━━━ GIVEN RECORDS
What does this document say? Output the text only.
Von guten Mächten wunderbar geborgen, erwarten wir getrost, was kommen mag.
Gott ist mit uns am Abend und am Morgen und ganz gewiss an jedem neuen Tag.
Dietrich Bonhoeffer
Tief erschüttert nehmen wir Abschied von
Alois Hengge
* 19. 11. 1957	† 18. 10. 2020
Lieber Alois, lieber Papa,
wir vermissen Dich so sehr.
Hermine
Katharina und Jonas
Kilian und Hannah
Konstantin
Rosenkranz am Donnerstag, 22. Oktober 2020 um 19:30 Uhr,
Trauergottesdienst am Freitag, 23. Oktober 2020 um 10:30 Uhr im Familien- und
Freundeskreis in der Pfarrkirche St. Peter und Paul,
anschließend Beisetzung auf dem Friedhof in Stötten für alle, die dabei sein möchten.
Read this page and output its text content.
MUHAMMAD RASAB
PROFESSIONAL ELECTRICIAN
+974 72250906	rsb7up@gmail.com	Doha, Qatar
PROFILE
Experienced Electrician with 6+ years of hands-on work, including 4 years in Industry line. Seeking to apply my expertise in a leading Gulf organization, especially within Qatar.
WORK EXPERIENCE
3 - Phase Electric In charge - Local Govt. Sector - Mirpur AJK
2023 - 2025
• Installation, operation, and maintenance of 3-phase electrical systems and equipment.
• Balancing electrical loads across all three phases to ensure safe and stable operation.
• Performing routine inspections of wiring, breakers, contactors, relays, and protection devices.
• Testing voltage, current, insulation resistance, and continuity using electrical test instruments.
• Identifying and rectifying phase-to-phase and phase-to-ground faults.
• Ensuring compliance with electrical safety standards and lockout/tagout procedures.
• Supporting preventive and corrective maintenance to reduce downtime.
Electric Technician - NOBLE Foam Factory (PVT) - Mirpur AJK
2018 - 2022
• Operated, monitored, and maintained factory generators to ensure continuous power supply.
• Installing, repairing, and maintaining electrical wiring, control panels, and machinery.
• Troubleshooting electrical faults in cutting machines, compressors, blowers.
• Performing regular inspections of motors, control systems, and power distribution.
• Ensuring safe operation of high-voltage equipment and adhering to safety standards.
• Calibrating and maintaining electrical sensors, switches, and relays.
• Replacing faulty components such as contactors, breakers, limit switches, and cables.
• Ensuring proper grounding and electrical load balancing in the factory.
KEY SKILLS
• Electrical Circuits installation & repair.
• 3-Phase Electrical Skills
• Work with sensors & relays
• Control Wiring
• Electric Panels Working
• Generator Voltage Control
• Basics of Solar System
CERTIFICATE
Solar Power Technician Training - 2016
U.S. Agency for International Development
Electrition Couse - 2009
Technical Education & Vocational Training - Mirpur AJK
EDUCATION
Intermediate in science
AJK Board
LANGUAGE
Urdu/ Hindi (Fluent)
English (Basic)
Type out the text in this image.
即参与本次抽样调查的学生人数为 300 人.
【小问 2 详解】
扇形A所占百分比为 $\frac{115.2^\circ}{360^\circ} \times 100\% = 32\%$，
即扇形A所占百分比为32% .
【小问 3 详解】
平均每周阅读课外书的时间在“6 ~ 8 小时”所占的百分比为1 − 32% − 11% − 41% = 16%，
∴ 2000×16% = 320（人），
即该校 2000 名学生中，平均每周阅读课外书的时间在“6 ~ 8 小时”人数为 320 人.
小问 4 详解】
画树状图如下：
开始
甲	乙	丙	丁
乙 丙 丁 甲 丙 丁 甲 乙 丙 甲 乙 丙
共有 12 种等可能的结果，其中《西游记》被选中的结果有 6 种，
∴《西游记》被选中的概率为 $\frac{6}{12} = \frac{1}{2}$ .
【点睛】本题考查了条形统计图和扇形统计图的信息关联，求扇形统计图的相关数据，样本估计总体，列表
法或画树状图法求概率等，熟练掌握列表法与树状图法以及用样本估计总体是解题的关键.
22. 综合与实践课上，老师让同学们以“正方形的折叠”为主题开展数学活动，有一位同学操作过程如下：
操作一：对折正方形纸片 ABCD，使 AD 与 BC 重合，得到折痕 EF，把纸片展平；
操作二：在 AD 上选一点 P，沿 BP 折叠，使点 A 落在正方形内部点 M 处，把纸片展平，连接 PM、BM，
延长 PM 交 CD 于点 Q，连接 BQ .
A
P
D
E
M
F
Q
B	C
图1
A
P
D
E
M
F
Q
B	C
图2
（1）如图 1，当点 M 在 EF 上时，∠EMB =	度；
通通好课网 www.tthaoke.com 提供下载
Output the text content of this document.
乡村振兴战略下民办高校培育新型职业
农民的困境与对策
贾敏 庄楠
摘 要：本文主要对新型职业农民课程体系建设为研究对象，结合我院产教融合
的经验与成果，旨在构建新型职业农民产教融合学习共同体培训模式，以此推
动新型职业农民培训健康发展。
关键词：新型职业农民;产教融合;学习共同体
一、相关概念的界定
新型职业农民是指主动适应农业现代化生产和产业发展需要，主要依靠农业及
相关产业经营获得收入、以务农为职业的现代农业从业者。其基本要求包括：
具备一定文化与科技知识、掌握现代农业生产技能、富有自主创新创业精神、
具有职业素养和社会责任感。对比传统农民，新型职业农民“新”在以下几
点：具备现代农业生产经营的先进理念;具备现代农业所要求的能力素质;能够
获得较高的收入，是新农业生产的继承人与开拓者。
━━━━━━
§ TASK: From the material above, gather all lines that include the string "relays" and copy them.

§ OUTPUT BELOW:
• Performing routine inspections of wiring, breakers, contactors, relays, and protection devices.
• Calibrating and maintaining electrical sensors, switches, and relays.
• Work with sensors & relays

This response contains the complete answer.